* BEGIN *
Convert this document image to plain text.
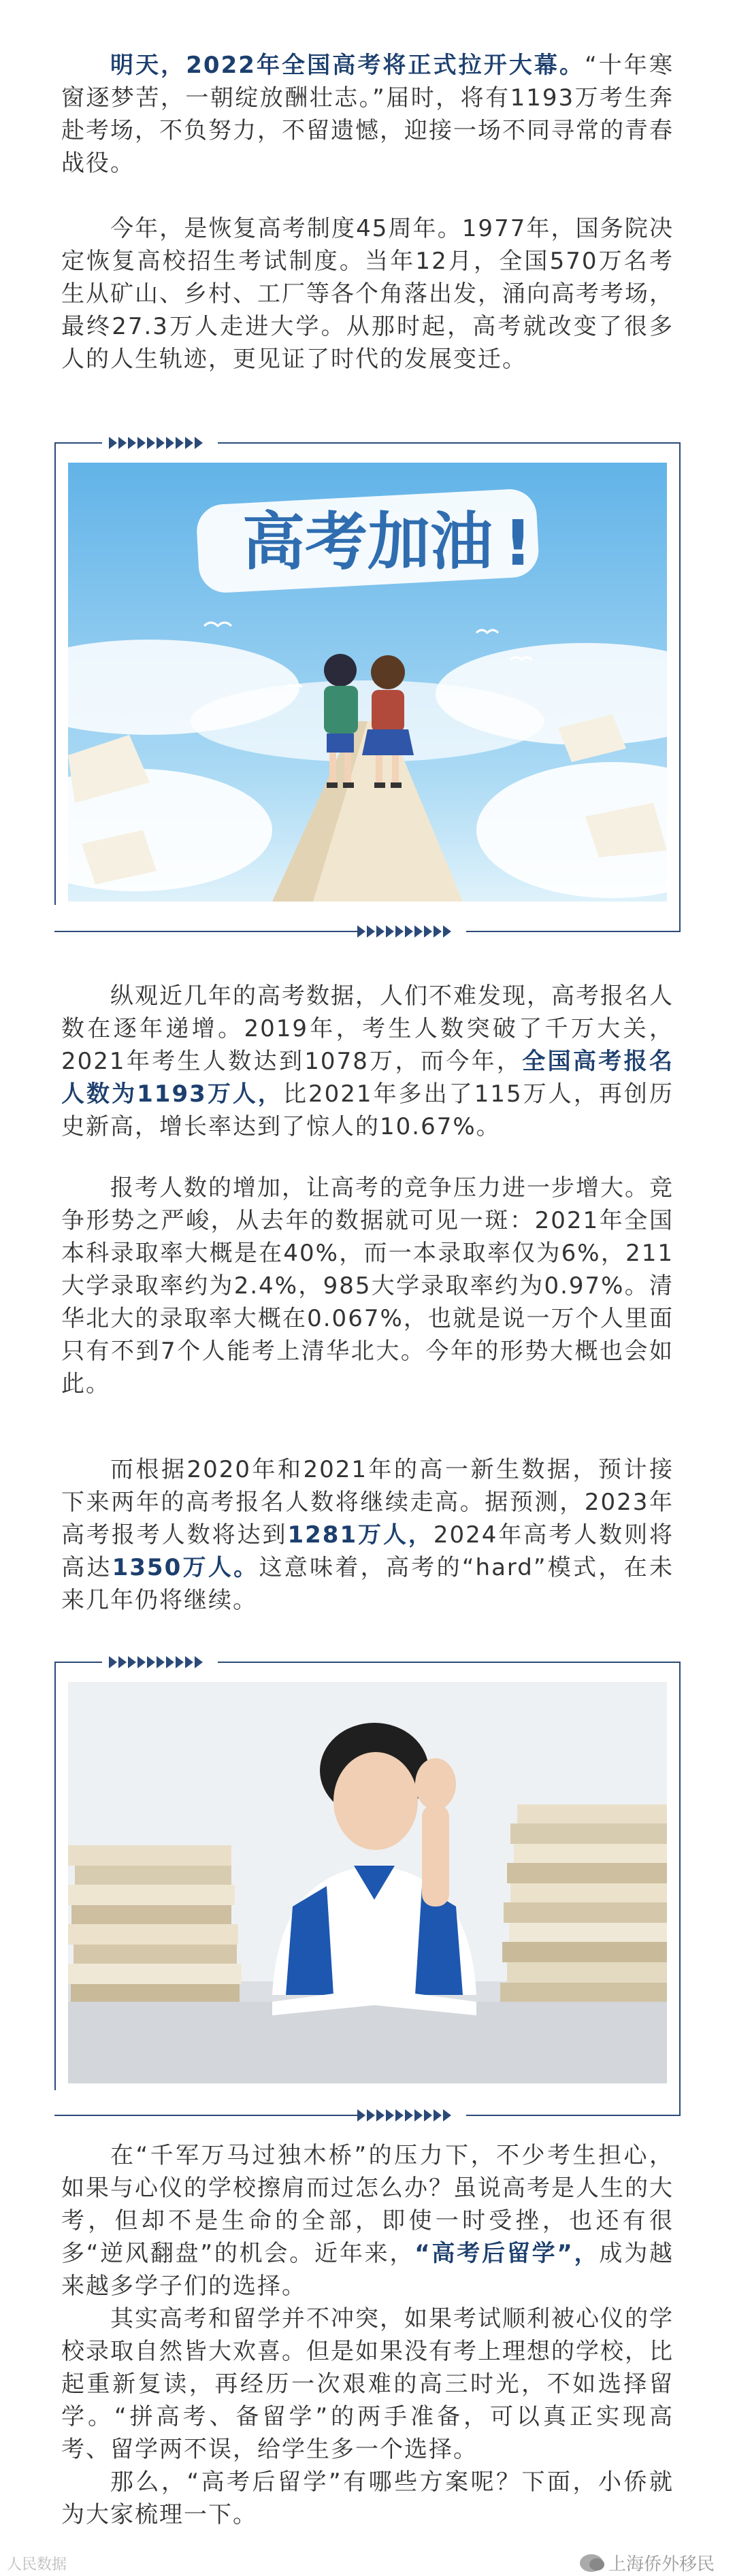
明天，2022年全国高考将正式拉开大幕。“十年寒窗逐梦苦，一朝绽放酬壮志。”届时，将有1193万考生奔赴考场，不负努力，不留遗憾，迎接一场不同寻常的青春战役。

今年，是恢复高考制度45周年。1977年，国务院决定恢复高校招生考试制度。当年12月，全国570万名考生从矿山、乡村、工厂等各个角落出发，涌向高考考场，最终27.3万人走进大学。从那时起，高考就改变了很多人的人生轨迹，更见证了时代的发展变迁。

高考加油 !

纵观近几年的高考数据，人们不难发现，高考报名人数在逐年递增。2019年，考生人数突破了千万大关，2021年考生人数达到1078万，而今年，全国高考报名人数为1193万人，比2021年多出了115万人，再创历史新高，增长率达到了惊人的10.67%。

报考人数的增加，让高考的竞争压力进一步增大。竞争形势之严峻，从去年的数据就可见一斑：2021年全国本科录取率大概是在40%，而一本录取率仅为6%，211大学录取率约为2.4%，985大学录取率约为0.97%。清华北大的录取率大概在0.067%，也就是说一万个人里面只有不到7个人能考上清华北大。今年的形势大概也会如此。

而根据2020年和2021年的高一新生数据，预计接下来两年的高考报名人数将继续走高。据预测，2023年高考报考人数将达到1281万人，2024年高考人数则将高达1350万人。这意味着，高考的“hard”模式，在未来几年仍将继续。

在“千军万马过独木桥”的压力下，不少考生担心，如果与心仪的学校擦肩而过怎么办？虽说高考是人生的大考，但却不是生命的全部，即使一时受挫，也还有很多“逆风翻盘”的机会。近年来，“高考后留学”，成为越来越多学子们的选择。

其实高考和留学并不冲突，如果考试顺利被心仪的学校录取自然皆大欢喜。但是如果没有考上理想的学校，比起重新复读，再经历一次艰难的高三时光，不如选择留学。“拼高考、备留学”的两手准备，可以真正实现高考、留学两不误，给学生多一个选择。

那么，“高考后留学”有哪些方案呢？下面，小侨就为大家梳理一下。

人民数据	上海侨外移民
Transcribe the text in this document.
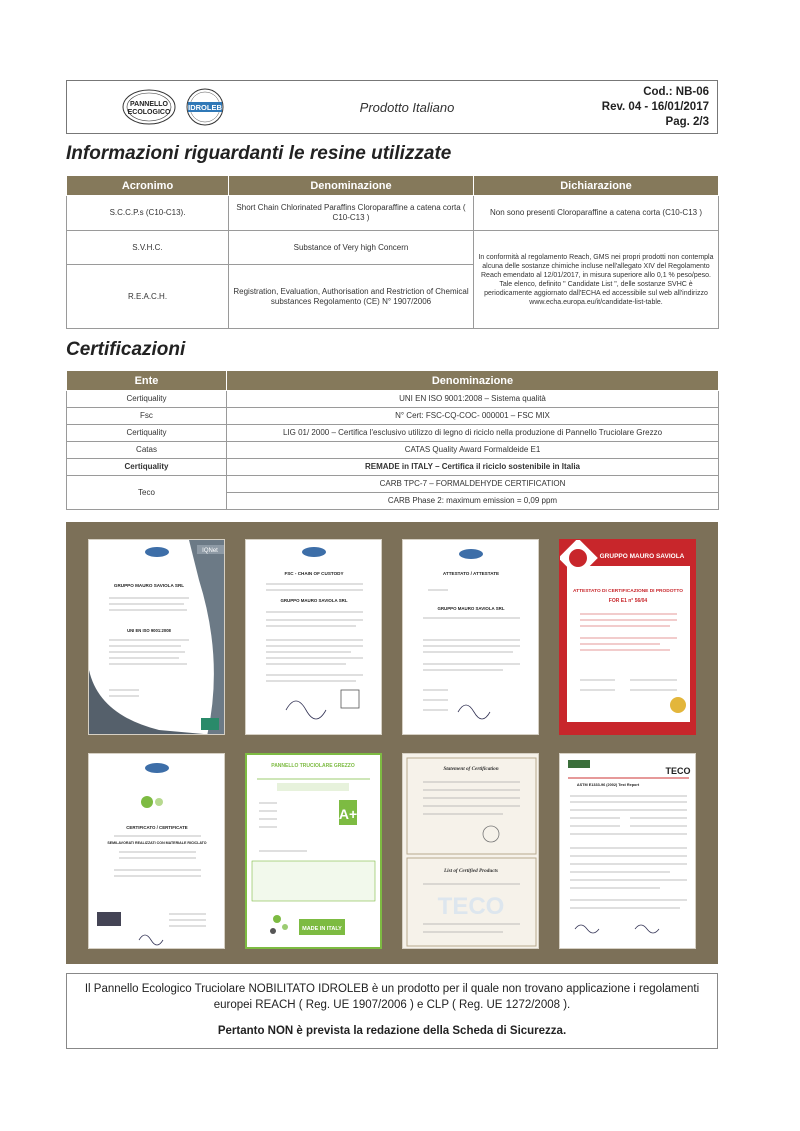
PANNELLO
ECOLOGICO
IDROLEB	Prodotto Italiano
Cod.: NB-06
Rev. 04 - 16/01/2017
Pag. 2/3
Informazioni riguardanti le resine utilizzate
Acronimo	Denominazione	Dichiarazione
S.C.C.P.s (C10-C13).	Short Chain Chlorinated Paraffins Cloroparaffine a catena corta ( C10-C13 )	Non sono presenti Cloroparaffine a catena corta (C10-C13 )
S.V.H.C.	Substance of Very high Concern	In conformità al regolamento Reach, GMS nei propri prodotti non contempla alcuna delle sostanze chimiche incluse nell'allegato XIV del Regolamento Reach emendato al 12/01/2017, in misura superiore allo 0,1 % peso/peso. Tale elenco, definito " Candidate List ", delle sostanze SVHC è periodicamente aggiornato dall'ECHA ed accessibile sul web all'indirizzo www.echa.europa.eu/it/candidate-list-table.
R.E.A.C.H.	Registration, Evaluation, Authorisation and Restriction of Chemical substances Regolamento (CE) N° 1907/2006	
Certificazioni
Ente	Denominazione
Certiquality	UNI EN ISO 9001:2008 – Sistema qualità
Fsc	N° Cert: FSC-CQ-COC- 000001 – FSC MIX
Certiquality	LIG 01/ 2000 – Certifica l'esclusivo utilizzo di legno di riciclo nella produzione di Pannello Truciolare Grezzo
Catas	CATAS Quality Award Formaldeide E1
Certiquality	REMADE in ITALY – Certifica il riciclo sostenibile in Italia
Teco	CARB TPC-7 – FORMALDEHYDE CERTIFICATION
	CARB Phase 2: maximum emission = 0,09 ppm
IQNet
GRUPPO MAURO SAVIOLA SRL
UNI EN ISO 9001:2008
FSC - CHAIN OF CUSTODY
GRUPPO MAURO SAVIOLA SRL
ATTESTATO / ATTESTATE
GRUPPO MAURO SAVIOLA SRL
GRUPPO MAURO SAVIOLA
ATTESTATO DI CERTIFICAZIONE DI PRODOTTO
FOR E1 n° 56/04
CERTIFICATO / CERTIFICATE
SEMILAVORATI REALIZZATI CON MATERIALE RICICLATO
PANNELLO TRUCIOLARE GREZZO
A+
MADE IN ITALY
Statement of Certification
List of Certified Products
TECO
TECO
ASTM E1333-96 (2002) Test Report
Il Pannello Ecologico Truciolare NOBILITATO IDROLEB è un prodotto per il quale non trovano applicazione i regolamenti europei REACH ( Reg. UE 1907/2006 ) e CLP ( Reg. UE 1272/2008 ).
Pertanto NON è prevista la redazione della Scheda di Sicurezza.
* END *
• Do this: Repeat the entries exactly. Pictures are excluded from the copy.

• Answer to the problem:
Convert this document image to plain text.
明天，2022年全国高考将正式拉开大幕。“十年寒窗逐梦苦，一朝绽放酬壮志。”届时，将有1193万考生奔赴考场，不负努力，不留遗憾，迎接一场不同寻常的青春战役。

今年，是恢复高考制度45周年。1977年，国务院决定恢复高校招生考试制度。当年12月，全国570万名考生从矿山、乡村、工厂等各个角落出发，涌向高考考场，最终27.3万人走进大学。从那时起，高考就改变了很多人的人生轨迹，更见证了时代的发展变迁。

高考加油 !

纵观近几年的高考数据，人们不难发现，高考报名人数在逐年递增。2019年，考生人数突破了千万大关，2021年考生人数达到1078万，而今年，全国高考报名人数为1193万人，比2021年多出了115万人，再创历史新高，增长率达到了惊人的10.67%。

报考人数的增加，让高考的竞争压力进一步增大。竞争形势之严峻，从去年的数据就可见一斑：2021年全国本科录取率大概是在40%，而一本录取率仅为6%，211大学录取率约为2.4%，985大学录取率约为0.97%。清华北大的录取率大概在0.067%，也就是说一万个人里面只有不到7个人能考上清华北大。今年的形势大概也会如此。

而根据2020年和2021年的高一新生数据，预计接下来两年的高考报名人数将继续走高。据预测，2023年高考报考人数将达到1281万人，2024年高考人数则将高达1350万人。这意味着，高考的“hard”模式，在未来几年仍将继续。

在“千军万马过独木桥”的压力下，不少考生担心，如果与心仪的学校擦肩而过怎么办？虽说高考是人生的大考，但却不是生命的全部，即使一时受挫，也还有很多“逆风翻盘”的机会。近年来，“高考后留学”，成为越来越多学子们的选择。

其实高考和留学并不冲突，如果考试顺利被心仪的学校录取自然皆大欢喜。但是如果没有考上理想的学校，比起重新复读，再经历一次艰难的高三时光，不如选择留学。“拼高考、备留学”的两手准备，可以真正实现高考、留学两不误，给学生多一个选择。

那么，“高考后留学”有哪些方案呢？下面，小侨就为大家梳理一下。

人民数据	上海侨外移民
Transcribe the text in this document.
PANNELLO
ECOLOGICO
IDROLEB	Prodotto Italiano
Cod.: NB-06
Rev. 04 - 16/01/2017
Pag. 2/3
Informazioni riguardanti le resine utilizzate
Acronimo	Denominazione	Dichiarazione
S.C.C.P.s (C10-C13).	Short Chain Chlorinated Paraffins Cloroparaffine a catena corta ( C10-C13 )	Non sono presenti Cloroparaffine a catena corta (C10-C13 )
S.V.H.C.	Substance of Very high Concern	In conformità al regolamento Reach, GMS nei propri prodotti non contempla alcuna delle sostanze chimiche incluse nell'allegato XIV del Regolamento Reach emendato al 12/01/2017, in misura superiore allo 0,1 % peso/peso. Tale elenco, definito " Candidate List ", delle sostanze SVHC è periodicamente aggiornato dall'ECHA ed accessibile sul web all'indirizzo www.echa.europa.eu/it/candidate-list-table.
R.E.A.C.H.	Registration, Evaluation, Authorisation and Restriction of Chemical substances Regolamento (CE) N° 1907/2006	
Certificazioni
Ente	Denominazione
Certiquality	UNI EN ISO 9001:2008 – Sistema qualità
Fsc	N° Cert: FSC-CQ-COC- 000001 – FSC MIX
Certiquality	LIG 01/ 2000 – Certifica l'esclusivo utilizzo di legno di riciclo nella produzione di Pannello Truciolare Grezzo
Catas	CATAS Quality Award Formaldeide E1
Certiquality	REMADE in ITALY – Certifica il riciclo sostenibile in Italia
Teco	CARB TPC-7 – FORMALDEHYDE CERTIFICATION
	CARB Phase 2: maximum emission = 0,09 ppm
IQNet
GRUPPO MAURO SAVIOLA SRL
UNI EN ISO 9001:2008
FSC - CHAIN OF CUSTODY
GRUPPO MAURO SAVIOLA SRL
ATTESTATO / ATTESTATE
GRUPPO MAURO SAVIOLA SRL
GRUPPO MAURO SAVIOLA
ATTESTATO DI CERTIFICAZIONE DI PRODOTTO
FOR E1 n° 56/04
CERTIFICATO / CERTIFICATE
SEMILAVORATI REALIZZATI CON MATERIALE RICICLATO
PANNELLO TRUCIOLARE GREZZO
A+
MADE IN ITALY
Statement of Certification
List of Certified Products
TECO
TECO
ASTM E1333-96 (2002) Test Report
Il Pannello Ecologico Truciolare NOBILITATO IDROLEB è un prodotto per il quale non trovano applicazione i regolamenti europei REACH ( Reg. UE 1907/2006 ) e CLP ( Reg. UE 1272/2008 ).
Pertanto NON è prevista la redazione della Scheda di Sicurezza.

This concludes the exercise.